━━ Passage for review

Mason is also an artist in residence at Abingdon Theatre Company and spoke about the joy she feels when she is collaborating with other artists.
In The Visitor, the new Tom Kitt scored musical that recently premiered at The Public Theatre, a white professor and Syrian refugee develop a friendship that feels more transactional than earnest. As framed by Brian Yorkey and Kwame Kwei-Armah’s book, the currency that drives their relationship is white savior antics that leave both characters poorer.
Walter (David Hyde Pierce), the show’s “hero”, begins the show in an emotional malaise due to the passing of his wife. Tarek (Ahmad Maksoud) strikes up a friendship with Walter and teaches him how to play the drums. As Walter begins to develop rhythm on the drums he also finds a new zest for life. Tarek is arrested for jumping a subway turnstile and faces certain deportation. Walter attempts to “save” Tarek from deportation and ultimately fails. Walter moves on with his life and decides to finish his book. In short, one family’s traumatic journey through the asylum-seeking process is framed as a set of checkpoints for a white man’s social and emotional awakening.

━━━━
━━ Exercise data

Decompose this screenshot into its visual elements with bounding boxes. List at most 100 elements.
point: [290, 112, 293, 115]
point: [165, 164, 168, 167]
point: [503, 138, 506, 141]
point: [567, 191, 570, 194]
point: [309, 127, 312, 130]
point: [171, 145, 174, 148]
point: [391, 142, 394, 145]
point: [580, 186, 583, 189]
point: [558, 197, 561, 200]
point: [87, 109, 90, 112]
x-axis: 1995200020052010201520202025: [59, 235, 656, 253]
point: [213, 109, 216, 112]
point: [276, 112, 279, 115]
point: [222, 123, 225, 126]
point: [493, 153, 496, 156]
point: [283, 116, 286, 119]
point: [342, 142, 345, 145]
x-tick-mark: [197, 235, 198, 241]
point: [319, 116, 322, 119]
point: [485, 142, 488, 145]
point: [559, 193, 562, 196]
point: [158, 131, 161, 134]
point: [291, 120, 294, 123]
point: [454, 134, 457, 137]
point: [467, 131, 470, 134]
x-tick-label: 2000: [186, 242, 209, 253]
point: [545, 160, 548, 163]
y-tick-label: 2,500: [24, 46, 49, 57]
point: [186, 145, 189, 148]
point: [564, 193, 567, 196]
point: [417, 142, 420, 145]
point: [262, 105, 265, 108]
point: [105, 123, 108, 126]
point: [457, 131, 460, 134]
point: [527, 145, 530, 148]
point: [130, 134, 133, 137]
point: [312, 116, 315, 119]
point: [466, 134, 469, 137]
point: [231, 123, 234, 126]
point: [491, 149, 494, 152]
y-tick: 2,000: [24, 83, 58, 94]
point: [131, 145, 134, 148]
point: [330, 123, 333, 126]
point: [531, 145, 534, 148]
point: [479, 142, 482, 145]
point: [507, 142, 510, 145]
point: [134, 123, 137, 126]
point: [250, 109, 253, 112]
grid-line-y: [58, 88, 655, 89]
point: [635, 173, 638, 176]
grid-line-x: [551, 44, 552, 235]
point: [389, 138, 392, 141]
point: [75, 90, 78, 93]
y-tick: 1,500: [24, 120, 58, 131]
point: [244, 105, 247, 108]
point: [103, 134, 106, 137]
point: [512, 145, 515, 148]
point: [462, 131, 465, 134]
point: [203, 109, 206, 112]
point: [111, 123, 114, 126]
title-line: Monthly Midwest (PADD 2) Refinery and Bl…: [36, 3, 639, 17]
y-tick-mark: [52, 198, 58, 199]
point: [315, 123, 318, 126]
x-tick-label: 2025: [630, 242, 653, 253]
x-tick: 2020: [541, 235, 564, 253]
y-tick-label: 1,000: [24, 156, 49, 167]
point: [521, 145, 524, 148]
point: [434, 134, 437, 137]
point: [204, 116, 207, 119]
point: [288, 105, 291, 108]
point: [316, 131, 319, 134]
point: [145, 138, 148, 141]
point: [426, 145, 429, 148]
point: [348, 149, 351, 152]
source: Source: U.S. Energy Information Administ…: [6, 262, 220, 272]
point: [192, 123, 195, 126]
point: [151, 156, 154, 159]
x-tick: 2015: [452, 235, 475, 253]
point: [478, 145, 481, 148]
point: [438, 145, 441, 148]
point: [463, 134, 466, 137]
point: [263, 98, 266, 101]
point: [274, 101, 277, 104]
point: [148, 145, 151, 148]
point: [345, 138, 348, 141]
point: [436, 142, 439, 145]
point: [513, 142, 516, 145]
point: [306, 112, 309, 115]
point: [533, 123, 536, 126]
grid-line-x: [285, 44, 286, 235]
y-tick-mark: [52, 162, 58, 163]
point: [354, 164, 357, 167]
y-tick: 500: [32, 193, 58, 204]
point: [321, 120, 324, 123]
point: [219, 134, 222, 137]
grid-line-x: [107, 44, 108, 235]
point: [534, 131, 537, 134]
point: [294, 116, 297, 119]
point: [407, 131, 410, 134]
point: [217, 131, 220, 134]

━━━━

• _Required actions_:
1 – According to the review of The Visitor, why does Walter begin the show in an emotional malaise? Answer in one to three sentences.
2 – In the review of The Visitor, what is Tarek arrested for?
3 – List every person the review of The Visitor names as writing, scoring, or performing in the musical.
The material has no connection to the review of The Visitor.

• _Exercise responses_:
1 – Walter begins the show in an emotional malaise because his wife has died.

2 – Jumping a subway turnstile.

3 –
- Tom Kitt
- Brian Yorkey
- Kwame Kwei-Armah
- David Hyde Pierce
- Ahmad Maksoud